## WORK TO BE COMPLETED
Write out every one of the lines below word for word, but leave the pictures out.

## MATERIAL PROVIDED
========
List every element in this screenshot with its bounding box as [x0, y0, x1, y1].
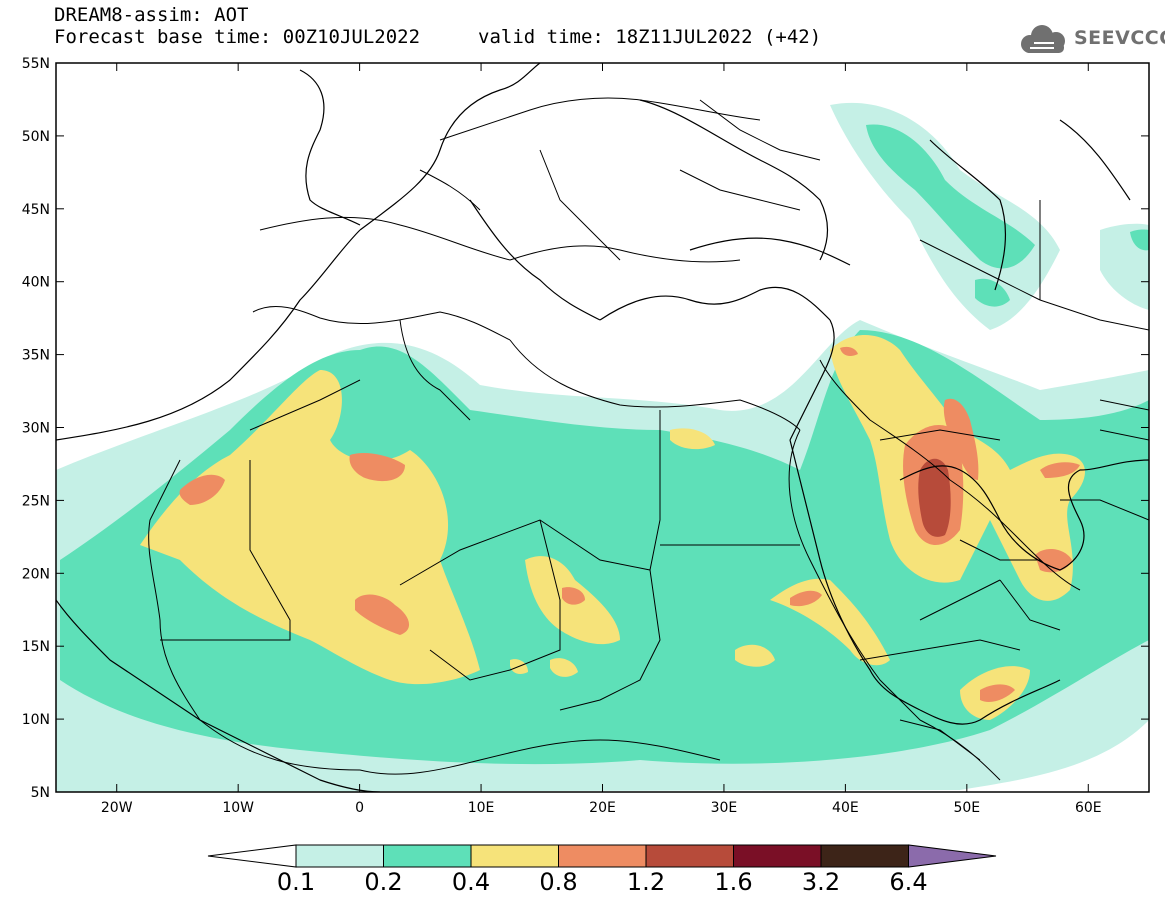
- lat-tick-label: 25N: [22, 493, 50, 509]
- colorbar-swatch: [645, 844, 734, 868]
- lat-tick-label: 20N: [22, 566, 50, 582]
- lat-tick-label: 50N: [22, 129, 50, 145]
- colorbar-max-triangle: [908, 844, 997, 868]
- lat-tick-label: 5N: [31, 785, 50, 801]
- colorbar-label: 0.4: [451, 868, 491, 896]
- lat-tick-label: 55N: [22, 56, 50, 72]
- lon-tick-label: 10W: [222, 800, 254, 816]
- lon-tick-label: 10E: [468, 800, 495, 816]
- lat-tick-label: 35N: [22, 348, 50, 364]
- colorbar-swatch: [295, 844, 384, 868]
- valid-time: valid time: 18Z11JUL2022 (+42): [478, 26, 822, 48]
- colorbar-min-triangle: [207, 844, 297, 868]
- lat-tick-label: 15N: [22, 639, 50, 655]
- colorbar-label: 0.8: [539, 868, 578, 896]
- colorbar-swatch: [558, 844, 647, 868]
- colorbar-swatch: [733, 844, 822, 868]
- aot-fields: [56, 63, 1149, 792]
- lon-tick-label: 50E: [953, 800, 980, 816]
- lon-tick-label: 20E: [589, 800, 616, 816]
- colorbar-label: 0.1: [276, 868, 316, 896]
- forecast-base-time: Forecast base time: 00Z10JUL2022: [54, 26, 421, 48]
- colorbar-swatch: [470, 844, 559, 868]
- colorbar-label: 0.2: [364, 868, 403, 896]
- lon-tick-label: 20W: [101, 800, 133, 816]
- cloud-icon: [1021, 25, 1065, 53]
- lon-tick-label: 40E: [832, 800, 859, 816]
- map-title: DREAM8-assim: AOT: [54, 4, 249, 26]
- lon-tick-label: 30E: [711, 800, 738, 816]
- lat-tick-label: 45N: [22, 202, 50, 218]
- latitude-axis: 55N 50N 45N 40N 35N 30N 25N 20N 15N 10N 5N: [22, 56, 1149, 801]
- lon-tick-label: 60E: [1075, 800, 1102, 816]
- lat-tick-label: 10N: [22, 712, 50, 728]
- colorbar-label: 1.2: [626, 868, 666, 896]
- lat-tick-label: 40N: [22, 275, 50, 291]
- colorbar-label: 6.4: [889, 868, 928, 896]
- logo-text: SEEVCCC: [1074, 27, 1165, 49]
- lat-tick-label: 30N: [22, 421, 50, 437]
- longitude-axis: 20W 10W 0 10E 20E 30E 40E 50E 60E: [101, 63, 1102, 816]
- colorbar-label: 3.2: [801, 868, 841, 896]
- lon-tick-label: 0: [355, 800, 364, 816]
- colorbar-swatch: [383, 844, 472, 868]
- colorbar-swatch: [820, 844, 909, 868]
- colorbar: [207, 844, 997, 868]
- colorbar-label: 1.6: [714, 868, 753, 896]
========
## ANSWER BELOW
List every element in this screenshot with its bounding box as [x0, y0, x1, y1].
- lat-tick-label: 25N: [22, 493, 50, 509]
- colorbar-swatch: [645, 844, 734, 868]
- lat-tick-label: 20N: [22, 566, 50, 582]
- lat-tick-label: 50N: [22, 129, 50, 145]
- colorbar-max-triangle: [908, 844, 997, 868]
- lat-tick-label: 5N: [31, 785, 50, 801]
- colorbar-label: 0.4: [451, 868, 491, 896]
- lat-tick-label: 55N: [22, 56, 50, 72]
- lon-tick-label: 10W: [222, 800, 254, 816]
- lon-tick-label: 10E: [468, 800, 495, 816]
- lat-tick-label: 35N: [22, 348, 50, 364]
- colorbar-swatch: [295, 844, 384, 868]
- valid-time: valid time: 18Z11JUL2022 (+42): [478, 26, 822, 48]
- colorbar-min-triangle: [207, 844, 297, 868]
- lat-tick-label: 15N: [22, 639, 50, 655]
- colorbar-label: 0.8: [539, 868, 578, 896]
- colorbar-swatch: [558, 844, 647, 868]
- colorbar-swatch: [733, 844, 822, 868]
- aot-fields: [56, 63, 1149, 792]
- lon-tick-label: 50E: [953, 800, 980, 816]
- lon-tick-label: 20E: [589, 800, 616, 816]
- colorbar-label: 0.1: [276, 868, 316, 896]
- forecast-base-time: Forecast base time: 00Z10JUL2022: [54, 26, 421, 48]
- colorbar-swatch: [470, 844, 559, 868]
- colorbar-label: 0.2: [364, 868, 403, 896]
- lon-tick-label: 20W: [101, 800, 133, 816]
- cloud-icon: [1021, 25, 1065, 53]
- lon-tick-label: 40E: [832, 800, 859, 816]
- map-title: DREAM8-assim: AOT: [54, 4, 249, 26]
- lon-tick-label: 30E: [711, 800, 738, 816]
- lat-tick-label: 45N: [22, 202, 50, 218]
- latitude-axis: 55N 50N 45N 40N 35N 30N 25N 20N 15N 10N 5N: [22, 56, 1149, 801]
- lon-tick-label: 60E: [1075, 800, 1102, 816]
- lat-tick-label: 10N: [22, 712, 50, 728]
- colorbar-label: 1.2: [626, 868, 666, 896]
- lat-tick-label: 40N: [22, 275, 50, 291]
- colorbar-label: 6.4: [889, 868, 928, 896]
- logo-text: SEEVCCC: [1074, 27, 1165, 49]
- lat-tick-label: 30N: [22, 421, 50, 437]
- longitude-axis: 20W 10W 0 10E 20E 30E 40E 50E 60E: [101, 63, 1102, 816]
- colorbar-label: 3.2: [801, 868, 841, 896]
- lon-tick-label: 0: [355, 800, 364, 816]
- colorbar-swatch: [383, 844, 472, 868]
- colorbar-swatch: [820, 844, 909, 868]
- colorbar: [207, 844, 997, 868]
- colorbar-label: 1.6: [714, 868, 753, 896]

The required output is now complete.